» Listed entries

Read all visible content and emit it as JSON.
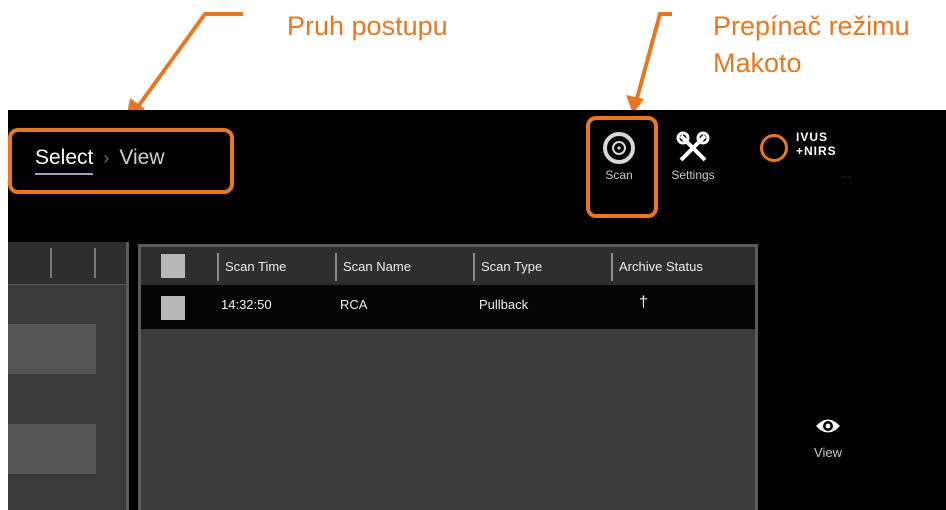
{
  "callouts": {
    "progress_bar": "Pruh postupu",
    "mode_toggle_line1": "Prepínač režimu",
    "mode_toggle_line2": "Makoto"
  },
  "breadcrumb": {
    "step1": "Select",
    "separator": "›",
    "step2": "View"
  },
  "toolbar": {
    "scan_label": "Scan",
    "settings_label": "Settings"
  },
  "logo": {
    "line1": "IVUS",
    "line2": "+NIRS"
  },
  "table": {
    "columns": [
      "Scan Time",
      "Scan Name",
      "Scan Type",
      "Archive Status"
    ],
    "rows": [
      {
        "scan_time": "14:32:50",
        "scan_name": "RCA",
        "scan_type": "Pullback",
        "archive_status": "†"
      }
    ]
  },
  "side_panel": {
    "view_label": "View"
  },
  "colors": {
    "accent": "#e87722",
    "background": "#000000",
    "panel": "#3c3c3c"
  },
  "icons": [
    "scan-icon",
    "settings-icon",
    "eye-icon",
    "archive-status-icon"
  ]
}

» Exercise description
The material above must be printed exactly, with its pictures left out.

» Exercise answer
Read all visible content and emit it as JSON.
{
  "callouts": {
    "progress_bar": "Pruh postupu",
    "mode_toggle_line1": "Prepínač režimu",
    "mode_toggle_line2": "Makoto"
  },
  "breadcrumb": {
    "step1": "Select",
    "separator": "›",
    "step2": "View"
  },
  "toolbar": {
    "scan_label": "Scan",
    "settings_label": "Settings"
  },
  "logo": {
    "line1": "IVUS",
    "line2": "+NIRS"
  },
  "table": {
    "columns": [
      "Scan Time",
      "Scan Name",
      "Scan Type",
      "Archive Status"
    ],
    "rows": [
      {
        "scan_time": "14:32:50",
        "scan_name": "RCA",
        "scan_type": "Pullback",
        "archive_status": "†"
      }
    ]
  },
  "side_panel": {
    "view_label": "View"
  },
  "colors": {
    "accent": "#e87722",
    "background": "#000000",
    "panel": "#3c3c3c"
  },
  "icons": [
    "scan-icon",
    "settings-icon",
    "eye-icon",
    "archive-status-icon"
  ]
}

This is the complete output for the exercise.